-- BEGIN DATA LISTING --

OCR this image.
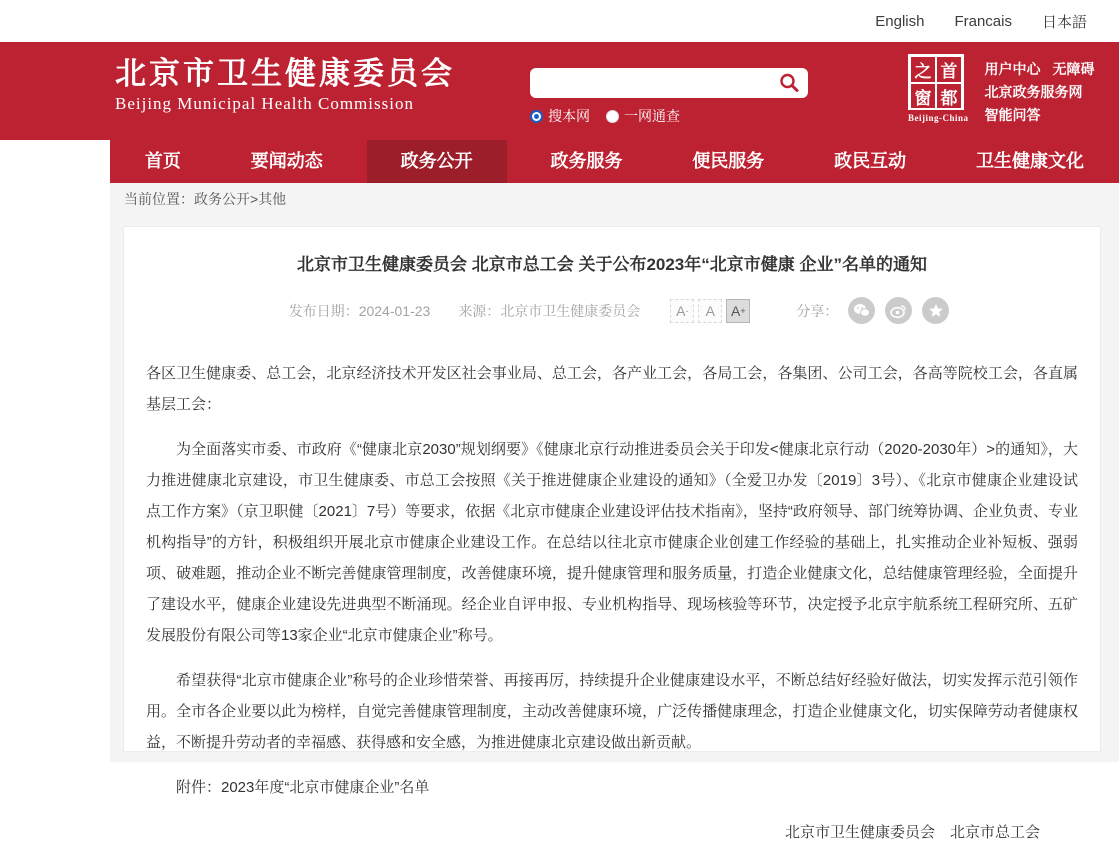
English Francais 日本語
北京市卫生健康委员会
Beijing Municipal Health Commission
搜本网 一网通查
之 首
窗 都
Beijing-China
用户中心 无障碍
北京政务服务网
智能问答
首页	要闻动态	政务公开	政务服务	便民服务	政民互动	卫生健康文化
当前位置：政务公开>其他
北京市卫生健康委员会 北京市总工会 关于公布2023年“北京市健康 企业”名单的通知
发布日期：2024-01-23 来源：北京市卫生健康委员会	A - A A +	分享：

各区卫生健康委、总工会，北京经济技术开发区社会事业局、总工会，各产业工会，各局工会，各集团、公司工会，各高等院校工会，各直属基层工会：

为全面落实市委、市政府《“健康北京2030”规划纲要》《健康北京行动推进委员会关于印发<健康北京行动（2020-2030年）>的通知》，大力推进健康北京建设，市卫生健康委、市总工会按照《关于推进健康企业建设的通知》（全爱卫办发〔2019〕3号）、《北京市健康企业建设试点工作方案》（京卫职健〔2021〕7号）等要求，依据《北京市健康企业建设评估技术指南》，坚持“政府领导、部门统筹协调、企业负责、专业机构指导”的方针，积极组织开展北京市健康企业建设工作。在总结以往北京市健康企业创建工作经验的基础上，扎实推动企业补短板、强弱项、破难题，推动企业不断完善健康管理制度，改善健康环境，提升健康管理和服务质量，打造企业健康文化，总结健康管理经验，全面提升了建设水平，健康企业建设先进典型不断涌现。经企业自评申报、专业机构指导、现场核验等环节，决定授予北京宇航系统工程研究所、五矿发展股份有限公司等13家企业“北京市健康企业”称号。

希望获得“北京市健康企业”称号的企业珍惜荣誉、再接再厉，持续提升企业健康建设水平，不断总结好经验好做法，切实发挥示范引领作用。全市各企业要以此为榜样，自觉完善健康管理制度，主动改善健康环境，广泛传播健康理念，打造企业健康文化，切实保障劳动者健康权益，不断提升劳动者的幸福感、获得感和安全感，为推进健康北京建设做出新贡献。

附件：2023年度“北京市健康企业”名单

北京市卫生健康委员会　北京市总工会
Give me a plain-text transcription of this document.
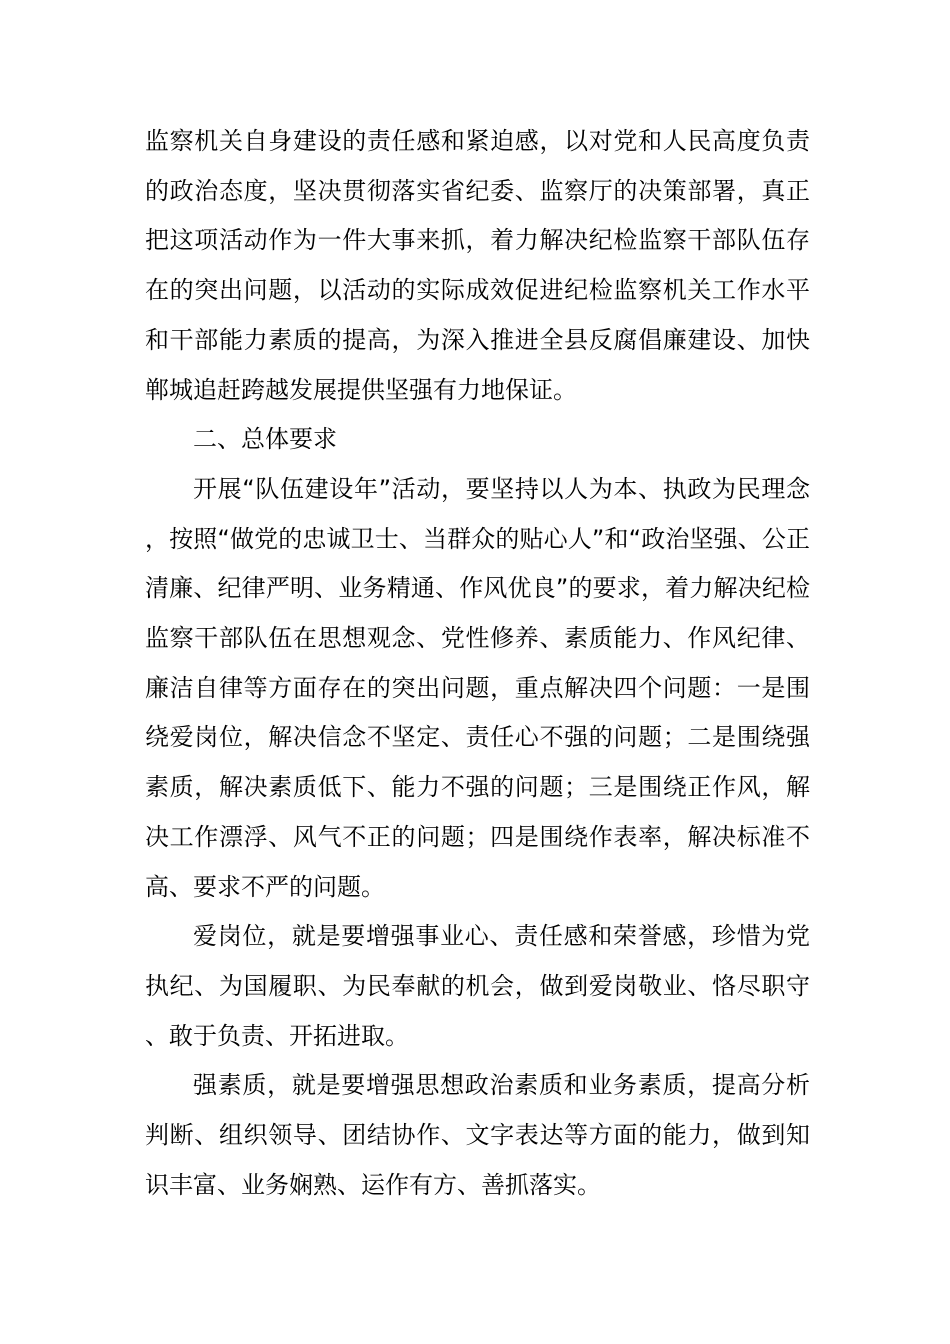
监察机关自身建设的责任感和紧迫感，以对党和人民高度负责的政治态度，坚决贯彻落实省纪委、监察厅的决策部署，真正把这项活动作为一件大事来抓，着力解决纪检监察干部队伍存在的突出问题，以活动的实际成效促进纪检监察机关工作水平和干部能力素质的提高，为深入推进全县反腐倡廉建设、加快郸城追赶跨越发展提供坚强有力地保证。

二、总体要求

开展“队伍建设年”活动，要坚持以人为本、执政为民理念，按照“做党的忠诚卫士、当群众的贴心人”和“政治坚强、公正清廉、纪律严明、业务精通、作风优良”的要求，着力解决纪检监察干部队伍在思想观念、党性修养、素质能力、作风纪律、廉洁自律等方面存在的突出问题，重点解决四个问题：一是围绕爱岗位，解决信念不坚定、责任心不强的问题；二是围绕强素质，解决素质低下、能力不强的问题；三是围绕正作风，解决工作漂浮、风气不正的问题；四是围绕作表率，解决标准不高、要求不严的问题。

爱岗位，就是要增强事业心、责任感和荣誉感，珍惜为党执纪、为国履职、为民奉献的机会，做到爱岗敬业、恪尽职守、敢于负责、开拓进取。

强素质，就是要增强思想政治素质和业务素质，提高分析判断、组织领导、团结协作、文字表达等方面的能力，做到知识丰富、业务娴熟、运作有方、善抓落实。
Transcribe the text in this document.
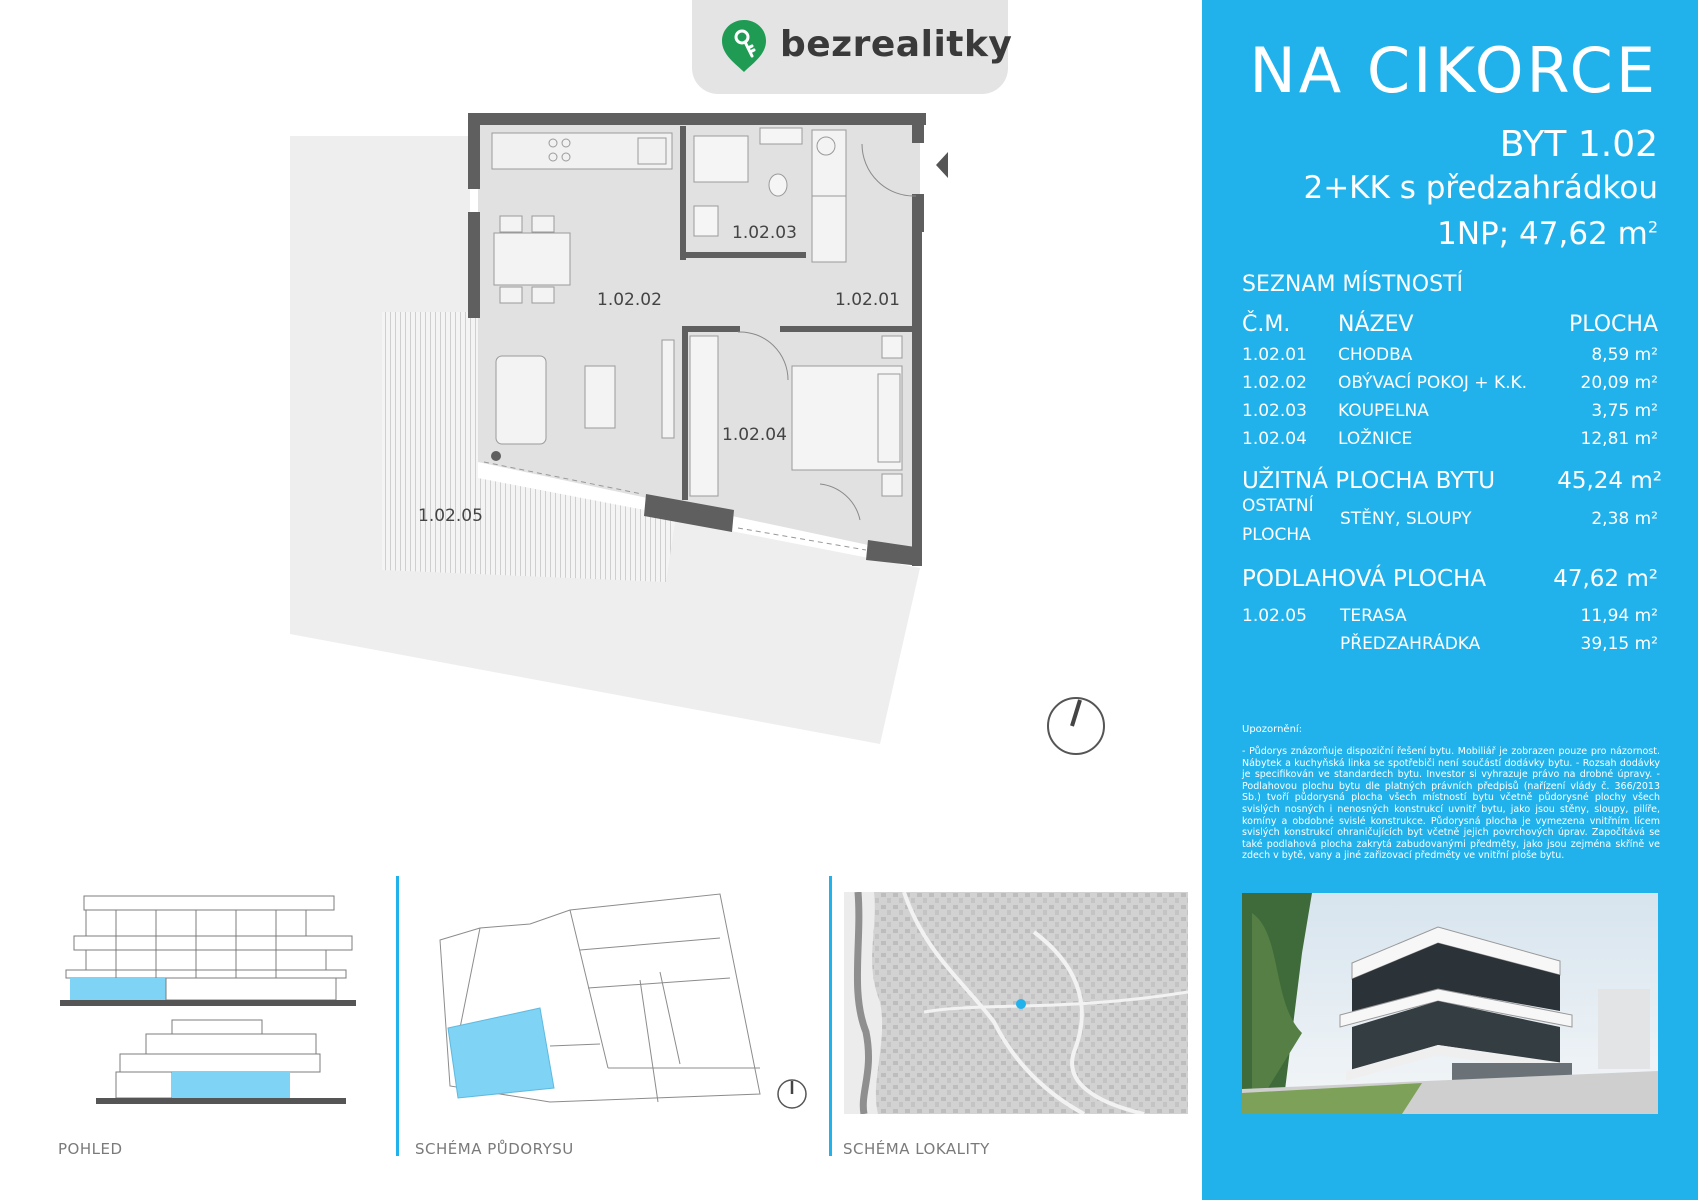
bezrealitky
1.02.01
1.02.02
1.02.03
1.02.04
1.02.05
POHLED	SCHÉMA PŮDORYSU	SCHÉMA LOKALITY
NA CIKORCE
BYT 1.02
2+KK s předzahrádkou
1NP; 47,62 $m^2$
SEZNAM MÍSTNOSTÍ
Č.M. NÁZEV	PLOCHA
1.02.01 CHODBA	8,59 m²
1.02.02 OBÝVACÍ POKOJ + K.K.	20,09 m²
1.02.03 KOUPELNA	3,75 m²
1.02.04 LOŽNICE	12,81 m²
UŽITNÁ PLOCHA BYTU	45,24 m²
OSTATNÍ
PLOCHA
STĚNY, SLOUPY	2,38 m²
PODLAHOVÁ PLOCHA	47,62 m²
1.02.05 TERASA	11,94 m²
PŘEDZAHRÁDKA	39,15 m²
Upozornění:
- Půdorys znázorňuje dispoziční řešení bytu. Mobiliář je zobrazen pouze pro názornost. Nábytek a kuchyňská linka se spotřebiči není součástí dodávky bytu. - Rozsah dodávky je specifikován ve standardech bytu. Investor si vyhrazuje právo na drobné úpravy. - Podlahovou plochu bytu dle platných právních předpisů (nařízení vlády č. 366/2013 Sb.) tvoří půdorysná plocha všech místností bytu včetně půdorysné plochy všech svislých nosných i nenosných konstrukcí uvnitř bytu, jako jsou stěny, sloupy, pilíře, komíny a obdobné svislé konstrukce. Půdorysná plocha je vymezena vnitřním lícem svislých konstrukcí ohraničujících byt včetně jejich povrchových úprav. Započítává se také podlahová plocha zakrytá zabudovanými předměty, jako jsou zejména skříně ve zdech v bytě, vany a jiné zařizovací předměty ve vnitřní ploše bytu.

-- END DATA LISTING --

◆ SHORT EXERCISE: Retype every record above exactly as written, but leave out the pictures.

◆ THE RESPONSE:
OCR this image.
English Francais 日本語
北京市卫生健康委员会
Beijing Municipal Health Commission
搜本网 一网通查
之 首
窗 都
Beijing-China
用户中心 无障碍
北京政务服务网
智能问答
首页	要闻动态	政务公开	政务服务	便民服务	政民互动	卫生健康文化
当前位置：政务公开>其他
北京市卫生健康委员会 北京市总工会 关于公布2023年“北京市健康 企业”名单的通知
发布日期：2024-01-23 来源：北京市卫生健康委员会	A - A A +	分享：

各区卫生健康委、总工会，北京经济技术开发区社会事业局、总工会，各产业工会，各局工会，各集团、公司工会，各高等院校工会，各直属基层工会：

为全面落实市委、市政府《“健康北京2030”规划纲要》《健康北京行动推进委员会关于印发<健康北京行动（2020-2030年）>的通知》，大力推进健康北京建设，市卫生健康委、市总工会按照《关于推进健康企业建设的通知》（全爱卫办发〔2019〕3号）、《北京市健康企业建设试点工作方案》（京卫职健〔2021〕7号）等要求，依据《北京市健康企业建设评估技术指南》，坚持“政府领导、部门统筹协调、企业负责、专业机构指导”的方针，积极组织开展北京市健康企业建设工作。在总结以往北京市健康企业创建工作经验的基础上，扎实推动企业补短板、强弱项、破难题，推动企业不断完善健康管理制度，改善健康环境，提升健康管理和服务质量，打造企业健康文化，总结健康管理经验，全面提升了建设水平，健康企业建设先进典型不断涌现。经企业自评申报、专业机构指导、现场核验等环节，决定授予北京宇航系统工程研究所、五矿发展股份有限公司等13家企业“北京市健康企业”称号。

希望获得“北京市健康企业”称号的企业珍惜荣誉、再接再厉，持续提升企业健康建设水平，不断总结好经验好做法，切实发挥示范引领作用。全市各企业要以此为榜样，自觉完善健康管理制度，主动改善健康环境，广泛传播健康理念，打造企业健康文化，切实保障劳动者健康权益，不断提升劳动者的幸福感、获得感和安全感，为推进健康北京建设做出新贡献。

附件：2023年度“北京市健康企业”名单

北京市卫生健康委员会　北京市总工会
Give me a plain-text transcription of this document.
监察机关自身建设的责任感和紧迫感，以对党和人民高度负责的政治态度，坚决贯彻落实省纪委、监察厅的决策部署，真正把这项活动作为一件大事来抓，着力解决纪检监察干部队伍存在的突出问题，以活动的实际成效促进纪检监察机关工作水平和干部能力素质的提高，为深入推进全县反腐倡廉建设、加快郸城追赶跨越发展提供坚强有力地保证。

二、总体要求

开展“队伍建设年”活动，要坚持以人为本、执政为民理念，按照“做党的忠诚卫士、当群众的贴心人”和“政治坚强、公正清廉、纪律严明、业务精通、作风优良”的要求，着力解决纪检监察干部队伍在思想观念、党性修养、素质能力、作风纪律、廉洁自律等方面存在的突出问题，重点解决四个问题：一是围绕爱岗位，解决信念不坚定、责任心不强的问题；二是围绕强素质，解决素质低下、能力不强的问题；三是围绕正作风，解决工作漂浮、风气不正的问题；四是围绕作表率，解决标准不高、要求不严的问题。

爱岗位，就是要增强事业心、责任感和荣誉感，珍惜为党执纪、为国履职、为民奉献的机会，做到爱岗敬业、恪尽职守、敢于负责、开拓进取。

强素质，就是要增强思想政治素质和业务素质，提高分析判断、组织领导、团结协作、文字表达等方面的能力，做到知识丰富、业务娴熟、运作有方、善抓落实。
Transcribe the text in this document.
bezrealitky
1.02.01
1.02.02
1.02.03
1.02.04
1.02.05
POHLED	SCHÉMA PŮDORYSU	SCHÉMA LOKALITY
NA CIKORCE
BYT 1.02
2+KK s předzahrádkou
1NP; 47,62 $m^2$
SEZNAM MÍSTNOSTÍ
Č.M. NÁZEV	PLOCHA
1.02.01 CHODBA	8,59 m²
1.02.02 OBÝVACÍ POKOJ + K.K.	20,09 m²
1.02.03 KOUPELNA	3,75 m²
1.02.04 LOŽNICE	12,81 m²
UŽITNÁ PLOCHA BYTU	45,24 m²
OSTATNÍ
PLOCHA
STĚNY, SLOUPY	2,38 m²
PODLAHOVÁ PLOCHA	47,62 m²
1.02.05 TERASA	11,94 m²
PŘEDZAHRÁDKA	39,15 m²
Upozornění:
- Půdorys znázorňuje dispoziční řešení bytu. Mobiliář je zobrazen pouze pro názornost. Nábytek a kuchyňská linka se spotřebiči není součástí dodávky bytu. - Rozsah dodávky je specifikován ve standardech bytu. Investor si vyhrazuje právo na drobné úpravy. - Podlahovou plochu bytu dle platných právních předpisů (nařízení vlády č. 366/2013 Sb.) tvoří půdorysná plocha všech místností bytu včetně půdorysné plochy všech svislých nosných i nenosných konstrukcí uvnitř bytu, jako jsou stěny, sloupy, pilíře, komíny a obdobné svislé konstrukce. Půdorysná plocha je vymezena vnitřním lícem svislých konstrukcí ohraničujících byt včetně jejich povrchových úprav. Započítává se také podlahová plocha zakrytá zabudovanými předměty, jako jsou zejména skříně ve zdech v bytě, vany a jiné zařizovací předměty ve vnitřní ploše bytu.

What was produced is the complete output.